TEXT BLOCK: Begin

I am sitting here feeling overwhelming dread. Anxiety. Depression too I think, my kids leave for 10 weeks in 7 days. 

I am mentally preparing to disengage as soon as my kids are gone. I want them to have fun the last week before they go, one thing I hate about the schedule that we have with their dad is that I get no summer with them and thanks to covid, we weren't able to do anything fun this year. We couldn't even get a long weekend beach rental because the military still hasn't lifted their travel ban in our state. Sad

I am usually a super preparer. I just realized that I haven't cleaned SS's room. Put bedding on. Gotten any of his favorite foods or drinks. Nothing. I haven't done an damn thing other than try and find something fun for us to do as a whole family. DH's stupid new schedule meant we had to cancel the deep sea fishing trip I had booked (that DH isn't supposed to go on-- Shhhhhh!) and there is no day when we can reschedule at this point that would allow my kids to go. DH was still trying to get me to book for after my bios left, I texted the captains number to him and told him to make the reservation for 2 or 3 and that I had no desire to do something just for SS15 and SS20 would be miserable after he lost cell reception, so, have fun with that. He didn't book anything once he realized I didn't want to go- I don't think he really wants to be with SS without me. I make a good buffer and can keep things light and fun. It is exhausting and I don't want to this time.

I need to get some new books, bring my beach bag to work and just plan on going to the beach for a couple of hours every day (I get off at 3:30 Mon-Thurs and 1 on Friday) since I am less than 10 mins from there. DH will be working a 24 hr shift every 4th day for the foreseeable future- so that means lots of time with just me and SS's. I just don't want to... I don't want to deal with either of them to be honest. 

Comments

ndc's picture

Are you confident that SS15 is actually coming?  I certainly wouldn't want to make any preparations until I knew his butt was on the plane.

I agree that you deserve a break, and hope you get one. Enjoy your beach time!

justmakingthebest's picture

No, we aren't confident. Even if he says he is coming tonight, I am not counting on it. He like to text a 3 am the day of the flight to say "I hate you and I am not coming and you can't make me because I am a man". Until we get confirmation that he is physically on the flight- I am not holding my breath. 

justmakingthebest's picture

OH! I should add that with DH's awesome new schedule I get to pick him up at the airport. We haven't told anyone that part yet! LOL 

I am sure BM would use that as the reason she isn't sending him.... *wacko*

advice.only2's picture

Well hopefully SS won't come, then you guys can file another contempt charge, maybe this one will stick solid and BM will end up with 30 days of vacation in jail.

Then you can just plan stuff for you and DH to do this summer. I don't think your kids are going to be doing all that much out here in CA, we are still in process of re-opening and not much is really open at that.

TEXT BLOCK: End
SUPPLIED DATA: Begin

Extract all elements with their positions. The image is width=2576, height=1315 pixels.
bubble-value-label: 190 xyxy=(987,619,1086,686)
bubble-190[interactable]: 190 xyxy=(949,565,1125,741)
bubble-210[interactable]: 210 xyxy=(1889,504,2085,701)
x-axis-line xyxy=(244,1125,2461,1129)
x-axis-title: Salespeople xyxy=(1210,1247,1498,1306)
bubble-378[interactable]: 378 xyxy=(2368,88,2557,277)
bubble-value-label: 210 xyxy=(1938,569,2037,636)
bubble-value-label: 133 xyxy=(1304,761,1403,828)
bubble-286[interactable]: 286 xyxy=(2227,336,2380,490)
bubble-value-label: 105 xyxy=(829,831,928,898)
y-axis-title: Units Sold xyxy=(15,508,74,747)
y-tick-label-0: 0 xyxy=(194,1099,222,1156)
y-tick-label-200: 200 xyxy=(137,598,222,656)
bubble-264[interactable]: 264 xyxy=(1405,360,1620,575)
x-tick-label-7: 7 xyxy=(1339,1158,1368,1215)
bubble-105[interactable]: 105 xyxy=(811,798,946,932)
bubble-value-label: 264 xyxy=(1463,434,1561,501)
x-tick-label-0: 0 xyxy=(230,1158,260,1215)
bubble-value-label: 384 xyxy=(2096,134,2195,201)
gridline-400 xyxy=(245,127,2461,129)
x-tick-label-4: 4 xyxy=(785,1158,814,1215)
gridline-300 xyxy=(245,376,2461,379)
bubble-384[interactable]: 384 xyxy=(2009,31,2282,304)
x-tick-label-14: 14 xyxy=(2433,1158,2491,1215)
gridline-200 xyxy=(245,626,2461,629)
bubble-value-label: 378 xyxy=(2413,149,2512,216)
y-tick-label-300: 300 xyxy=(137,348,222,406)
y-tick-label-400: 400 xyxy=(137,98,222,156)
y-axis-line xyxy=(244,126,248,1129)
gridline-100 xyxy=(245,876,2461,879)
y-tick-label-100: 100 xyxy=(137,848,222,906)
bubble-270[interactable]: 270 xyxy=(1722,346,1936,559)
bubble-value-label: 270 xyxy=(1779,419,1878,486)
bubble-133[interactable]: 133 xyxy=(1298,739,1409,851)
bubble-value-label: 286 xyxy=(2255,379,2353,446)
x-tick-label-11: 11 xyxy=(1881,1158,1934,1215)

SUPPLIED DATA: End

# [PROMPT]
Write out the passage of the forum post from "I am sure BM" to "vacation in jail.", word for word.

# [SOLUTION FOR THIS PROBLEM]
I am sure BM would use that as the reason she isn't sending him.... *wacko*

advice.only2's picture

Well hopefully SS won't come, then you guys can file another contempt charge, maybe this one will stick solid and BM will end up with 30 days of vacation in jail.